Figure collection entries:
Start

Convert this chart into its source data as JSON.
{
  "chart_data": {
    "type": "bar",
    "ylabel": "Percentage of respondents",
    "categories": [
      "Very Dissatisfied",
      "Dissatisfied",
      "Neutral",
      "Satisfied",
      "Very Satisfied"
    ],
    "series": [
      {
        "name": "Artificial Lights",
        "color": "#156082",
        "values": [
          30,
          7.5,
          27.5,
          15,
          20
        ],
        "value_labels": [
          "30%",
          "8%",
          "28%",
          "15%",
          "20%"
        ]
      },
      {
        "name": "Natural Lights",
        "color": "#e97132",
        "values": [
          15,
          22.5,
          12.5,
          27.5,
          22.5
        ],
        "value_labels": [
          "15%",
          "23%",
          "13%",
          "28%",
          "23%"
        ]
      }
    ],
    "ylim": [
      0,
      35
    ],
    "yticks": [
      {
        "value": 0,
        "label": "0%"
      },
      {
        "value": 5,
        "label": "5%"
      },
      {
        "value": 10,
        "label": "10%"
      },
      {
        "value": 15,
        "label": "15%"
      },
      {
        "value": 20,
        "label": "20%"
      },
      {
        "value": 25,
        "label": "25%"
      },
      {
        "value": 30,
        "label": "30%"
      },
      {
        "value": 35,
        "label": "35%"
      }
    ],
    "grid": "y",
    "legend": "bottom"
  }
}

End

Repeat the listing above without any change.

Convert this chart into its source data as JSON.
{
  "chart_data": {
    "type": "bar",
    "ylabel": "Percentage of respondents",
    "categories": [
      "Very Dissatisfied",
      "Dissatisfied",
      "Neutral",
      "Satisfied",
      "Very Satisfied"
    ],
    "series": [
      {
        "name": "Artificial Lights",
        "color": "#156082",
        "values": [
          30,
          7.5,
          27.5,
          15,
          20
        ],
        "value_labels": [
          "30%",
          "8%",
          "28%",
          "15%",
          "20%"
        ]
      },
      {
        "name": "Natural Lights",
        "color": "#e97132",
        "values": [
          15,
          22.5,
          12.5,
          27.5,
          22.5
        ],
        "value_labels": [
          "15%",
          "23%",
          "13%",
          "28%",
          "23%"
        ]
      }
    ],
    "ylim": [
      0,
      35
    ],
    "yticks": [
      {
        "value": 0,
        "label": "0%"
      },
      {
        "value": 5,
        "label": "5%"
      },
      {
        "value": 10,
        "label": "10%"
      },
      {
        "value": 15,
        "label": "15%"
      },
      {
        "value": 20,
        "label": "20%"
      },
      {
        "value": 25,
        "label": "25%"
      },
      {
        "value": 30,
        "label": "30%"
      },
      {
        "value": 35,
        "label": "35%"
      }
    ],
    "grid": "y",
    "legend": "bottom"
  }
}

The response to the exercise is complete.